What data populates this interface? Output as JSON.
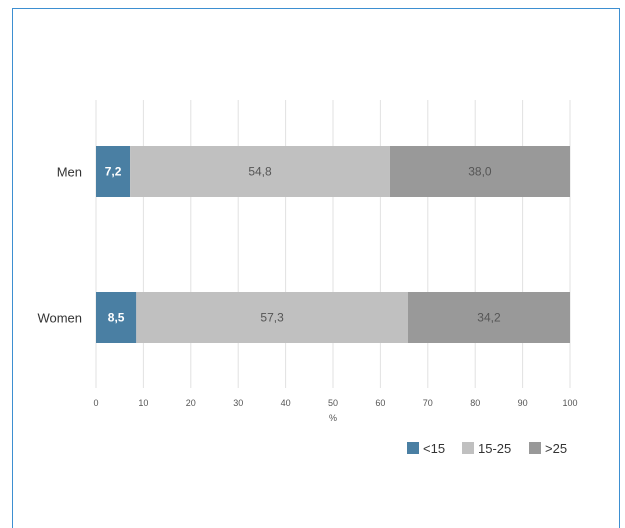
{
  "chart_data": {
    "type": "bar",
    "orientation": "horizontal",
    "stacked": true,
    "categories": [
      "Men",
      "Women"
    ],
    "series": [
      {
        "name": "<15",
        "values": [
          7.2,
          8.5
        ],
        "labels": [
          "7,2",
          "8,5"
        ],
        "color": "#4a7fa3"
      },
      {
        "name": "15-25",
        "values": [
          54.8,
          57.3
        ],
        "labels": [
          "54,8",
          "57,3"
        ],
        "color": "#c0c0c0"
      },
      {
        "name": ">25",
        "values": [
          38.0,
          34.2
        ],
        "labels": [
          "38,0",
          "34,2"
        ],
        "color": "#999999"
      }
    ],
    "xlabel": "%",
    "xlim": [
      0,
      100
    ],
    "xticks": [
      0,
      10,
      20,
      30,
      40,
      50,
      60,
      70,
      80,
      90,
      100
    ],
    "grid": true,
    "legend": "bottom-right"
  }
}
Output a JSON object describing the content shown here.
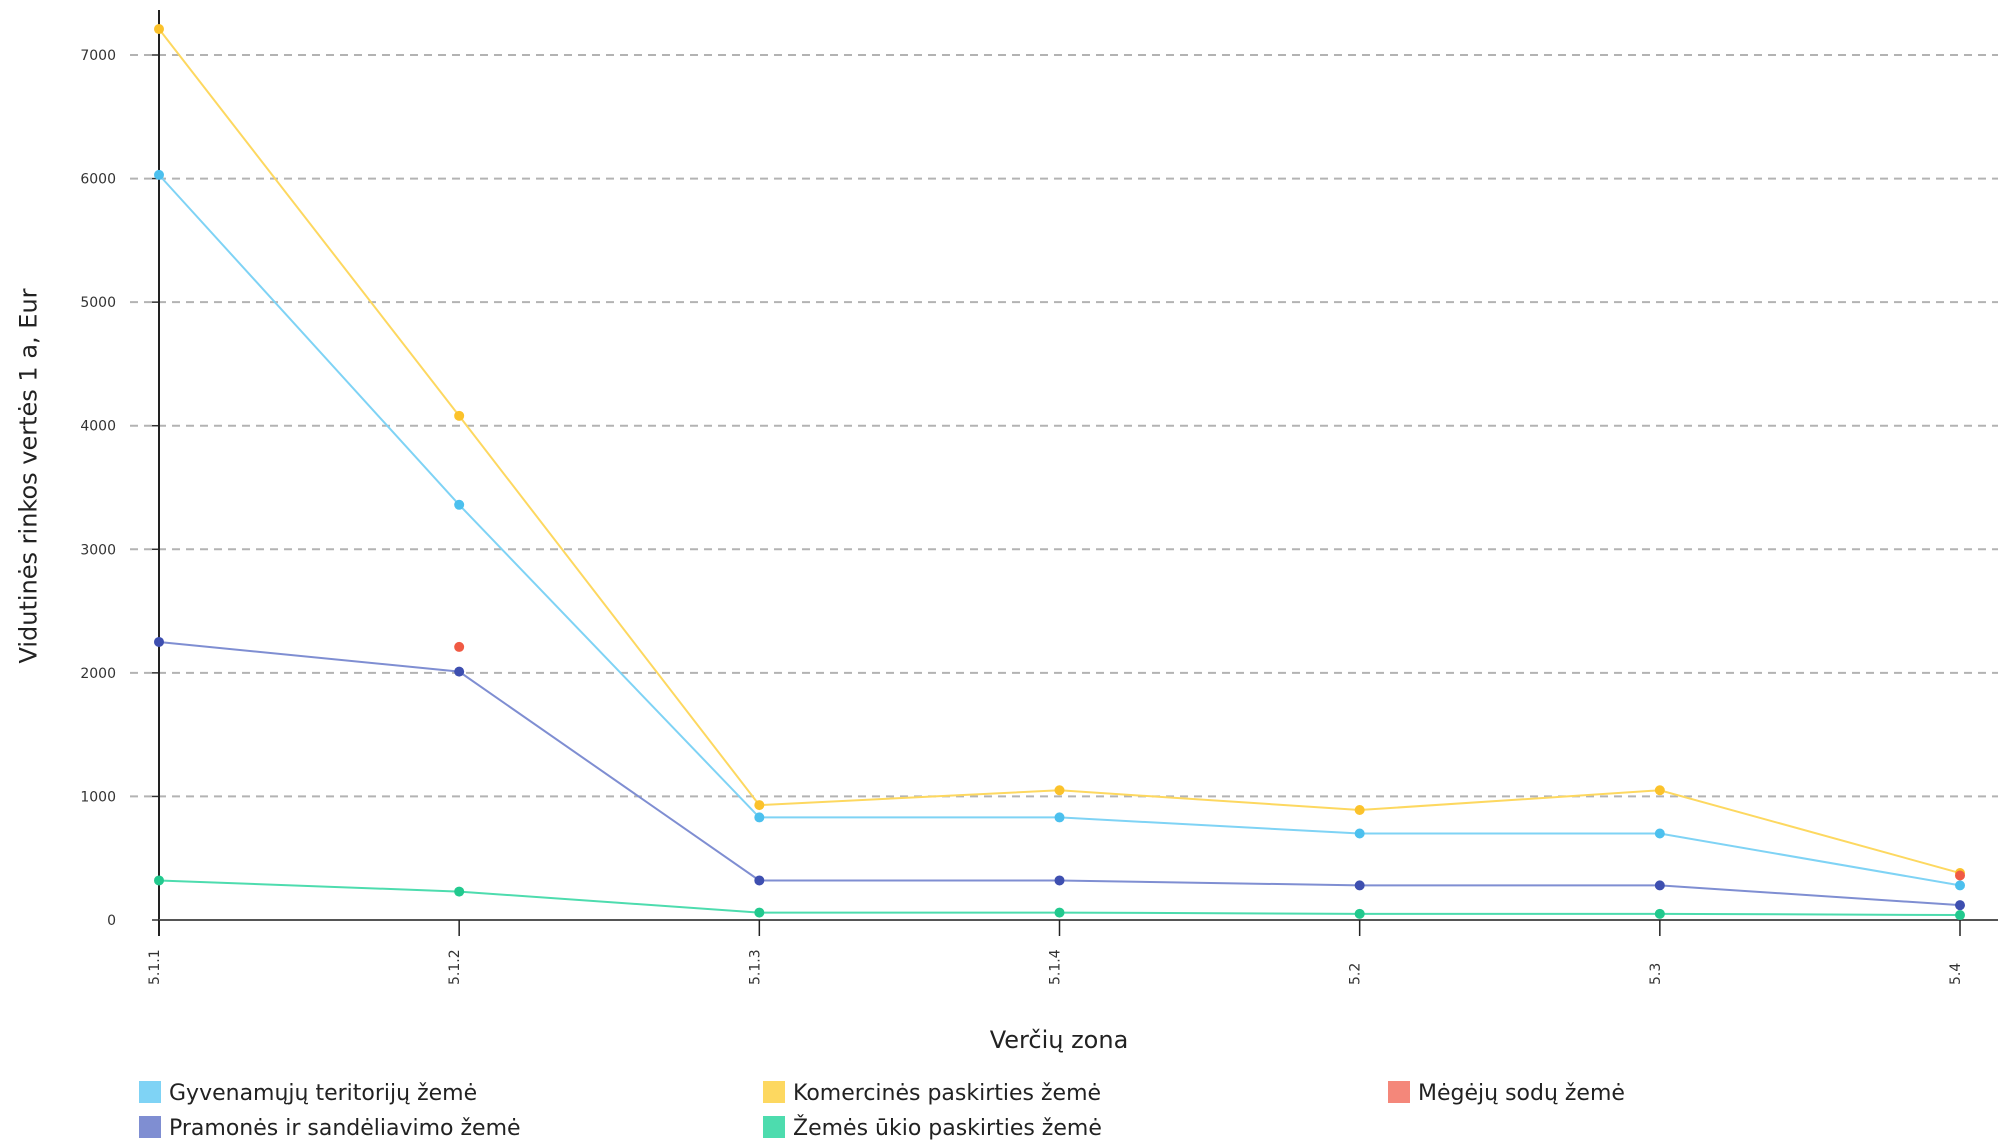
{
  "chart_data": {
    "type": "line",
    "xlabel": "Verčių zona",
    "ylabel": "Vidutinės rinkos vertės 1 a, Eur",
    "categories": [
      "5.1.1",
      "5.1.2",
      "5.1.3",
      "5.1.4",
      "5.2",
      "5.3",
      "5.4"
    ],
    "ylim": [
      0,
      7000
    ],
    "yticks": [
      0,
      1000,
      2000,
      3000,
      4000,
      5000,
      6000,
      7000
    ],
    "grid": true,
    "legend_position": "bottom",
    "series": [
      {
        "name": "Gyvenamųjų teritorijų žemė",
        "color": "#7fd3f5",
        "marker_color": "#4cc0ee",
        "values": [
          6030,
          3360,
          830,
          830,
          700,
          700,
          280
        ]
      },
      {
        "name": "Komercinės paskirties žemė",
        "color": "#fdd860",
        "marker_color": "#fbc22b",
        "values": [
          7210,
          4080,
          930,
          1050,
          890,
          1050,
          380
        ]
      },
      {
        "name": "Mėgėjų sodų žemė",
        "color": "#f4877a",
        "marker_color": "#f05a44",
        "values": [
          null,
          2210,
          null,
          null,
          null,
          null,
          360
        ]
      },
      {
        "name": "Pramonės ir sandėliavimo žemė",
        "color": "#7f8ed2",
        "marker_color": "#3e4fb0",
        "values": [
          2250,
          2010,
          320,
          320,
          280,
          280,
          120
        ]
      },
      {
        "name": "Žemės ūkio paskirties žemė",
        "color": "#4ddcae",
        "marker_color": "#22c98e",
        "values": [
          320,
          230,
          60,
          60,
          50,
          50,
          40
        ]
      }
    ]
  }
}
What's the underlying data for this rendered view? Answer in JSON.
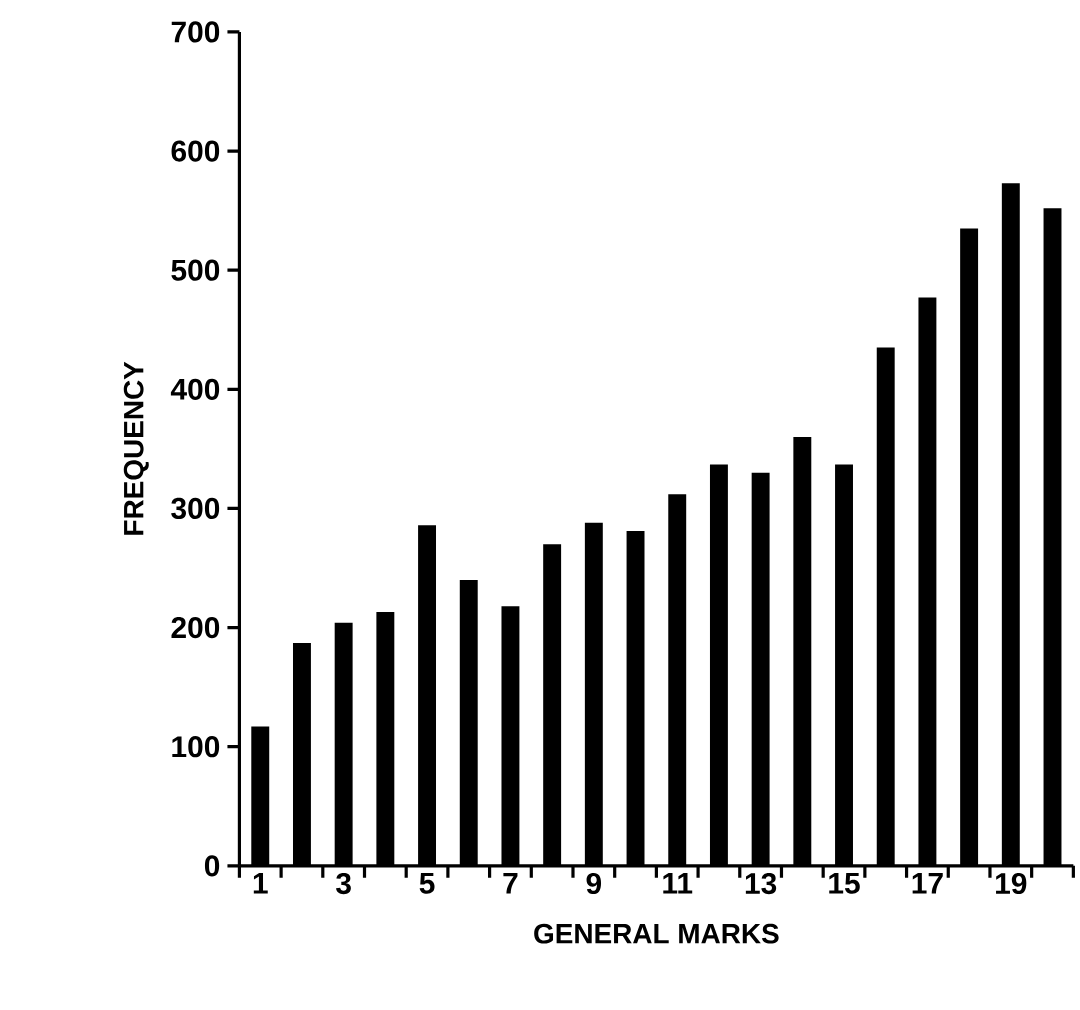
{
  "chart_data": {
    "type": "bar",
    "xlabel": "GENERAL MARKS",
    "ylabel": "FREQUENCY",
    "categories": [
      "1",
      null,
      "3",
      null,
      "5",
      null,
      "7",
      null,
      "9",
      null,
      "11",
      null,
      "13",
      null,
      "15",
      null,
      "17",
      null,
      "19",
      null
    ],
    "values": [
      117,
      187,
      204,
      213,
      286,
      240,
      218,
      270,
      288,
      281,
      312,
      337,
      330,
      360,
      337,
      435,
      477,
      535,
      573,
      552
    ],
    "color": "#000000",
    "ylim": [
      0,
      700
    ],
    "yticks": [
      0,
      100,
      200,
      300,
      400,
      500,
      600,
      700
    ]
  }
}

********

Count how many lines above contain the word "paskirties". Reply with the number alone.

**Response**. 2